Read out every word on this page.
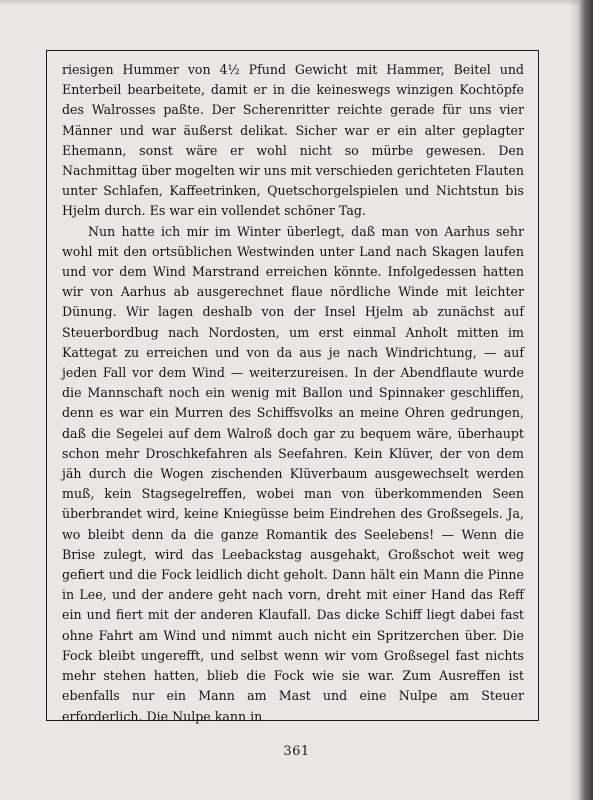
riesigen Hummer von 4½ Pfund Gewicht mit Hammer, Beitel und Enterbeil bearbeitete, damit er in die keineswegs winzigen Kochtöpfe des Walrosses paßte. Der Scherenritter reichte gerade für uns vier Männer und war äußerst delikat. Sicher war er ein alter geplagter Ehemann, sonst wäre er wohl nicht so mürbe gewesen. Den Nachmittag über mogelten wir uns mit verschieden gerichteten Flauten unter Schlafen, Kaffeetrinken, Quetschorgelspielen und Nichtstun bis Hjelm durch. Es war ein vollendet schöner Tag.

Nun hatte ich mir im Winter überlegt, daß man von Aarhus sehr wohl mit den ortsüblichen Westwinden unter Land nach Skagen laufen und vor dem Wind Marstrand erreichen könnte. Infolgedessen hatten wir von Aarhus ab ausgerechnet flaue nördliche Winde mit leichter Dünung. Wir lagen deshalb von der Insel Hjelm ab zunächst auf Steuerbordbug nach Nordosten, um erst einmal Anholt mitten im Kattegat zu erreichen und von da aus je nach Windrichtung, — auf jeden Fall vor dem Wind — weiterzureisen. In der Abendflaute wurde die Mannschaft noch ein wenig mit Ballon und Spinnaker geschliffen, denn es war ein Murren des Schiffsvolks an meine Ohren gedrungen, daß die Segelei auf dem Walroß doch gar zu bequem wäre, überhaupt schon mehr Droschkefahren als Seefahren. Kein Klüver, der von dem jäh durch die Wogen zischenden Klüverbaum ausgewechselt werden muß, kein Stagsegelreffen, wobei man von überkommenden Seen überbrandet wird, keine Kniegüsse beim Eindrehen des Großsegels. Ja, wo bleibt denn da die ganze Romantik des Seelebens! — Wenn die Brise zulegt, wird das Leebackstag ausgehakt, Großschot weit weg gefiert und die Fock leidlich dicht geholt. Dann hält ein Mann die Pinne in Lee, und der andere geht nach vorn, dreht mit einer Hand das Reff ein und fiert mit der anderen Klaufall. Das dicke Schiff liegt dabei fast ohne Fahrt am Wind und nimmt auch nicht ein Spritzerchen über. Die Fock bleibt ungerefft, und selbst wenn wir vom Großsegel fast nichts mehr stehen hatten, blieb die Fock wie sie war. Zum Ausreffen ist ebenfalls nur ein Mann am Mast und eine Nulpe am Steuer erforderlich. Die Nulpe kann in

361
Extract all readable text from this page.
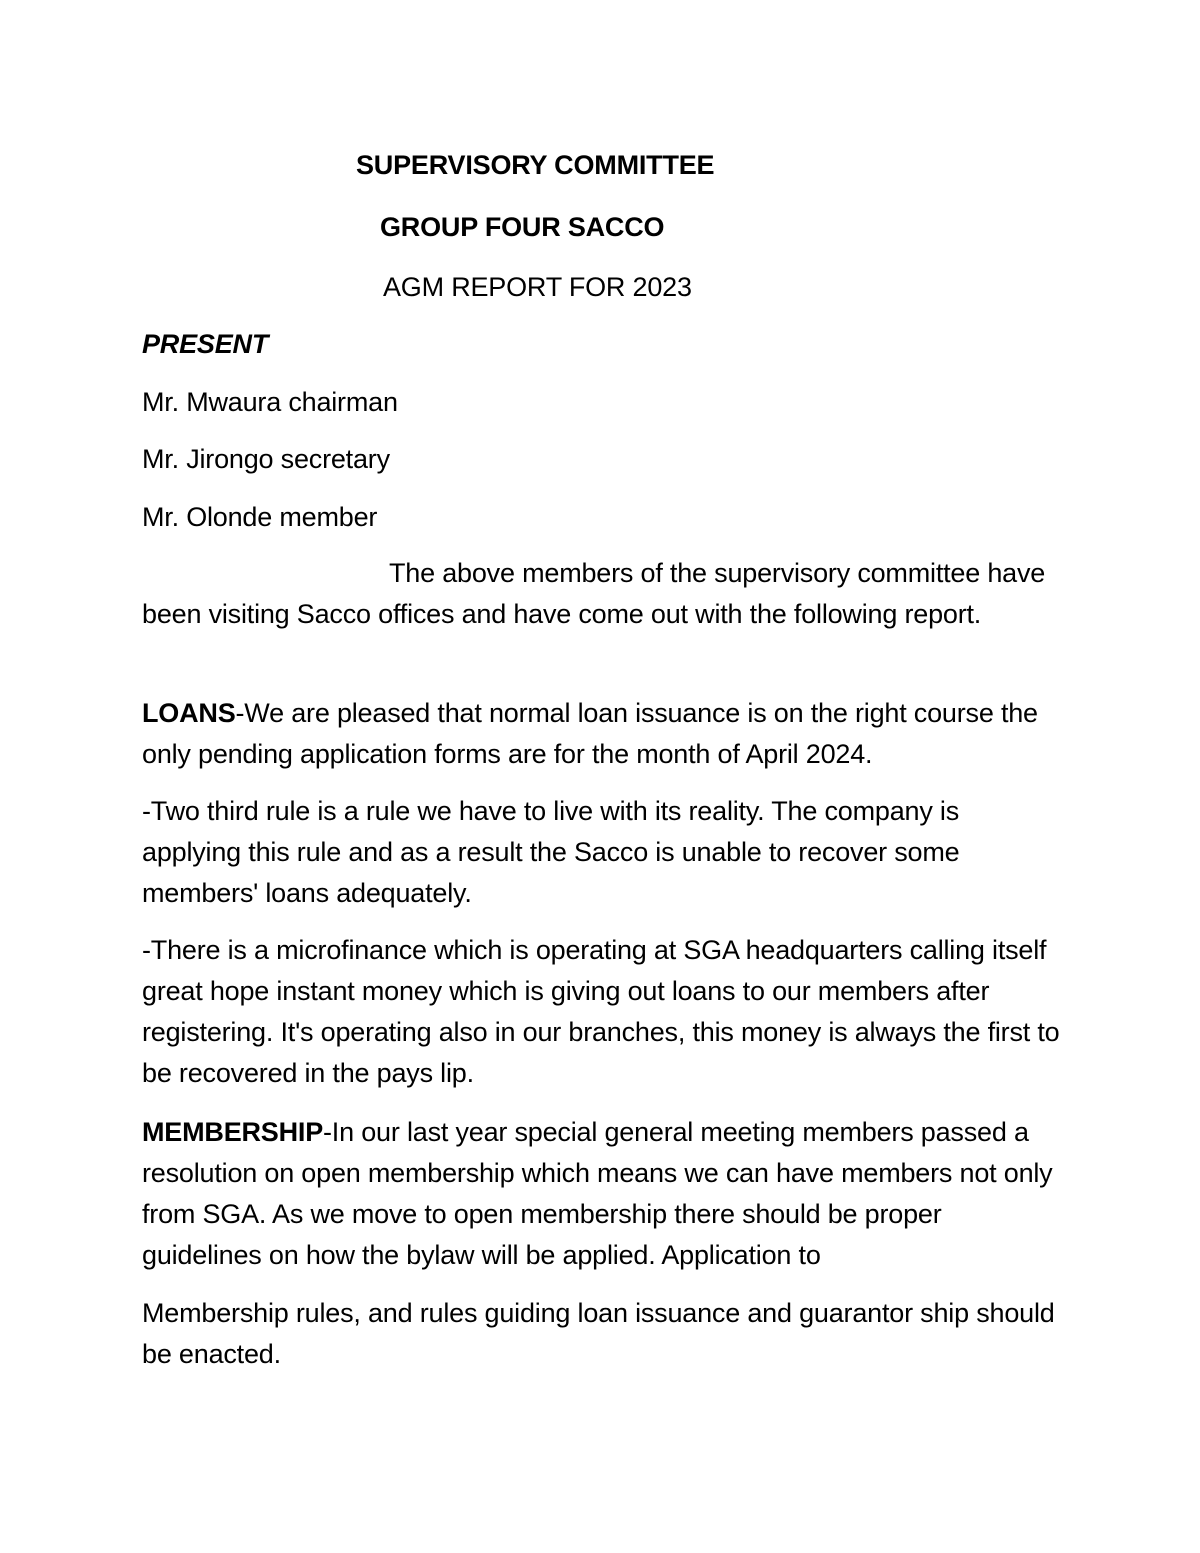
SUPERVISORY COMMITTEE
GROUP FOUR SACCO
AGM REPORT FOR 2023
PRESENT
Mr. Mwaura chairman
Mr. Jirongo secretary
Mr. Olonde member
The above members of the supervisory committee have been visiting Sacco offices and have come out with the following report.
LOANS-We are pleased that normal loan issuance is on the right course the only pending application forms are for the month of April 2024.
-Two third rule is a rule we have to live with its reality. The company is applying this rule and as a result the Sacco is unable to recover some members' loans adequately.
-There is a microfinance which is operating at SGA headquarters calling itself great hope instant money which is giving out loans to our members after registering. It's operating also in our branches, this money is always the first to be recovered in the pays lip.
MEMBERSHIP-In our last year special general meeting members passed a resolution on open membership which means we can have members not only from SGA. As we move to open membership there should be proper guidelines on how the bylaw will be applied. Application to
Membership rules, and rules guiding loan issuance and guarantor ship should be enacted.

--------------------------------

Return each line of the listing that holds the string "only".

LOANS-We are pleased that normal loan issuance is on the right course the only pending application forms are for the month of April 2024.
MEMBERSHIP-In our last year special general meeting members passed a resolution on open membership which means we can have members not only from SGA. As we move to open membership there should be proper guidelines on how the bylaw will be applied. Application to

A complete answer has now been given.